Páracelso (1) completó la teoría de Plotino
insistiendo sobre todo en las correlaciones entre el exterior astronómico y el
interior humano: «Comprended, en fin, que el astro superior y el astro inferior
(en sí mismo) son la misma cosa y en modo alguno separadas. Es el cielo exterior
que muestra el camino del cielo interior»... «Los dos cielos son uno solo y
mismo cielo en dos partes, del mismo modo que padre e hijo son dos, pero
poseyendo la misma anatomía» «El hombre
posee un ciclo particular suyo, que es como el de fuera y posee la misma
constelación. Es por este motivo que el hombre se halla sometido al tiempo: no
por el cielo exterior, sino por el de dentro.El planeta del firmamento no reina
sobre ti ni sobre mí, sino que reina el de nuestro interior. El astrónomo que
juzga el nacimiento según los planetas externos se equivoca; no afectan al
hombre; es el cielo interior con sus planetas el que actúa: el cielo exterior
no hace otra cosa que demostrar e indicar el cielo interior». Y finalmente: «En
el cielo existe un semejante que posee su semejante en la Tierra y en la Tierra
existe un semejante que posee su semejante en el cielo. Saturno no podría en
modo alguno reinar sobre la Tierra, si no tuviera un Saturno terrestre; y en el
sitio en que existe lo exalta; con todo, no existen dos Saturno, sino uno solo.

----------------

**TUS TAREAS**
A - Según el texto sobre los dos cielos, ¿qué hace el cielo exterior?
B - Por favor, prosigue el texto sobre los dos cielos a partir de su última oración.

----------------

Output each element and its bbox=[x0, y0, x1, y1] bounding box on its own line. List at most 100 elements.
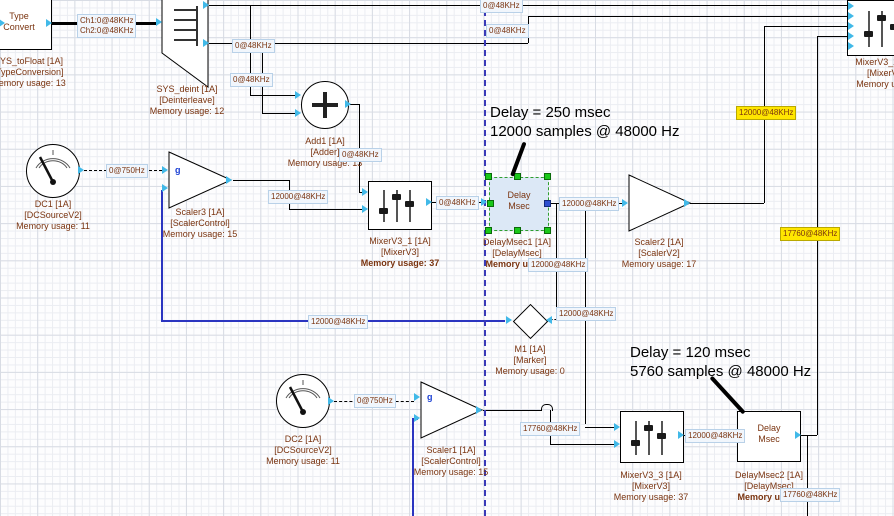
block-inner-label: Delay Msec bbox=[738, 423, 800, 445]
block-caption: MixerV3_2 [1A] [MixerV3] Memory usage bbox=[821, 57, 894, 90]
output-port-handle[interactable] bbox=[544, 200, 551, 207]
block-caption: Scaler3 [1A] [ScalerControl] Memory usag… bbox=[135, 207, 265, 240]
wire-label[interactable]: 0@48KHz bbox=[436, 196, 479, 210]
input-port-icon bbox=[848, 22, 854, 30]
gauge-icon bbox=[26, 144, 80, 198]
fader-knob-icon bbox=[631, 440, 640, 446]
fader-knob-icon bbox=[379, 208, 388, 214]
fader-icon bbox=[383, 190, 385, 222]
input-port-icon bbox=[848, 12, 854, 20]
wire-segment bbox=[483, 410, 541, 411]
fader-knob-icon bbox=[657, 433, 666, 439]
wire-label[interactable]: 0@750Hz bbox=[354, 394, 396, 408]
wire-label[interactable]: 12000@48KHz bbox=[308, 315, 368, 329]
wire-label-highlighted[interactable]: 17760@48KHz bbox=[780, 227, 840, 241]
deinterleave-icon bbox=[196, 6, 198, 46]
input-port-icon bbox=[414, 414, 420, 422]
wire-label[interactable]: 0@48KHz bbox=[486, 24, 529, 38]
fader-icon bbox=[635, 421, 637, 455]
block-caption: DC1 [1A] [DCSourceV2] Memory usage: 11 bbox=[0, 199, 118, 232]
wire-segment bbox=[550, 444, 614, 445]
schematic-canvas: { "blocks": { "typeconvert": {"inner_lin… bbox=[0, 0, 894, 516]
wire-label[interactable]: 12000@48KHz bbox=[685, 429, 745, 443]
input-port-icon bbox=[362, 188, 368, 196]
output-port-icon bbox=[203, 39, 209, 47]
input-port-icon bbox=[295, 109, 301, 117]
annotation-delay-250[interactable]: Delay = 250 msec 12000 samples @ 48000 H… bbox=[490, 103, 680, 141]
gain-input-port-icon bbox=[162, 166, 168, 174]
selection-handle[interactable] bbox=[514, 173, 521, 180]
wire-label[interactable]: Ch1:0@48KHz Ch2:0@48KHz bbox=[77, 14, 136, 38]
wire-label[interactable]: 12000@48KHz bbox=[268, 190, 328, 204]
block-caption: SYS_toFloat [1A] [TypeConversion] Memory… bbox=[0, 56, 117, 89]
block-mixer-1[interactable] bbox=[368, 181, 432, 230]
wire-segment bbox=[690, 203, 764, 204]
block-mixer-2[interactable] bbox=[847, 0, 894, 56]
annotation-delay-120[interactable]: Delay = 120 msec 5760 samples @ 48000 Hz bbox=[630, 343, 811, 381]
wire-segment bbox=[585, 427, 614, 428]
wire-label[interactable]: 17760@48KHz bbox=[780, 488, 840, 502]
block-caption: Scaler2 [1A] [ScalerV2] Memory usage: 17 bbox=[594, 237, 724, 270]
wire-segment bbox=[817, 36, 848, 37]
input-port-icon bbox=[0, 19, 5, 27]
block-marker-m1[interactable] bbox=[513, 304, 548, 339]
output-port-icon bbox=[684, 199, 690, 207]
output-port-icon bbox=[426, 198, 432, 206]
input-port-icon bbox=[506, 316, 512, 324]
wire-label[interactable]: 0@48KHz bbox=[232, 39, 275, 53]
block-delay-msec-2[interactable]: Delay Msec bbox=[737, 411, 801, 462]
wire-label[interactable]: 0@48KHz bbox=[339, 148, 382, 162]
fader-knob-icon bbox=[864, 31, 873, 37]
block-caption: Scaler1 [1A] [ScalerControl] Memory usag… bbox=[386, 445, 516, 478]
output-port-icon bbox=[546, 316, 552, 324]
wire-segment bbox=[289, 209, 364, 210]
wire-crossover-hop bbox=[541, 404, 553, 411]
wire-segment bbox=[209, 5, 848, 6]
block-caption: DC2 [1A] [DCSourceV2] Memory usage: 11 bbox=[238, 434, 368, 467]
block-delay-msec-1[interactable]: Delay Msec bbox=[489, 177, 549, 231]
annotation-pointer-line bbox=[510, 142, 526, 177]
block-caption: SYS_deint [1A] [Deinterleave] Memory usa… bbox=[122, 84, 252, 117]
block-scaler-3[interactable] bbox=[168, 151, 234, 209]
fader-knob-icon bbox=[877, 15, 886, 21]
wire-label[interactable]: 17760@48KHz bbox=[520, 422, 580, 436]
wire-label[interactable]: 12000@48KHz bbox=[556, 307, 616, 321]
wire-segment bbox=[528, 16, 848, 17]
wire-label-highlighted[interactable]: 12000@48KHz bbox=[736, 106, 796, 120]
output-port-icon bbox=[203, 1, 209, 9]
selection-handle[interactable] bbox=[487, 200, 494, 207]
output-port-icon bbox=[795, 431, 801, 439]
wire-label[interactable]: 0@750Hz bbox=[106, 164, 148, 178]
wire-segment bbox=[250, 95, 295, 96]
block-inner-label: Type Convert bbox=[0, 11, 51, 33]
deinterleave-icon-line bbox=[174, 29, 196, 31]
wire-label[interactable]: 0@48KHz bbox=[480, 0, 523, 13]
selection-handle[interactable] bbox=[485, 173, 492, 180]
selection-handle[interactable] bbox=[544, 227, 551, 234]
fader-knob-icon bbox=[392, 194, 401, 200]
deinterleave-icon-line bbox=[174, 19, 196, 21]
output-port-icon bbox=[78, 166, 84, 174]
input-port-icon bbox=[295, 91, 301, 99]
wire-label[interactable]: 12000@48KHz bbox=[528, 258, 588, 272]
selection-handle[interactable] bbox=[485, 227, 492, 234]
block-mixer-3[interactable] bbox=[620, 411, 684, 463]
block-scaler-1[interactable] bbox=[420, 381, 484, 439]
input-port-icon bbox=[162, 184, 168, 192]
block-scaler-2[interactable] bbox=[628, 174, 692, 232]
wire-label[interactable]: 12000@48KHz bbox=[559, 197, 619, 211]
deinterleave-icon-line bbox=[174, 39, 196, 41]
output-port-icon bbox=[226, 176, 232, 184]
wire-segment bbox=[801, 435, 817, 436]
input-port-icon bbox=[614, 440, 620, 448]
wire-label[interactable]: 0@48KHz bbox=[230, 73, 273, 87]
selection-handle[interactable] bbox=[514, 227, 521, 234]
input-port-icon bbox=[614, 423, 620, 431]
input-port-icon bbox=[848, 32, 854, 40]
output-port-icon bbox=[46, 19, 52, 27]
wire-segment bbox=[233, 180, 289, 181]
block-type-convert[interactable]: Type Convert bbox=[0, 0, 52, 50]
gauge-icon bbox=[276, 374, 330, 428]
selection-handle[interactable] bbox=[544, 173, 551, 180]
output-port-icon bbox=[328, 397, 334, 405]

----------------

**RESPUESTAS FINALES**
A - No hace otra cosa que demostrar e indicar el cielo interior.

B -
El de la Tierra es el que alimenta al Saturno celeste, y este último sirve de
sustento al Saturno terrestre.»
Según esta doctrina, que es la de la astrología simbolista,
la astrología queda concebida como el «conocimiento de las correspondencias
universales». Basta de necesidad mecánica, de acción física, de relación causal;
Basta de determinismo particular añadiéndose a los ya existentes y conocidos.
El determinismo cósmico no hace más que superponerse a los determinismos
humanos, biológico, psicológico, económico...; no se añade a ellos, sino que se
expresa a través de ellos. La astrología mora en una alquimia que tal vez nunca
se convertirá en química; una alquimia que, ciertamente, debe encontrar sus
medios modernos de expresión; una verdadera «ciencia poética» que puede
erigirse progresivamente en conocimiento objetivo al hacer retroceder sin cesar
los límites de la poesía.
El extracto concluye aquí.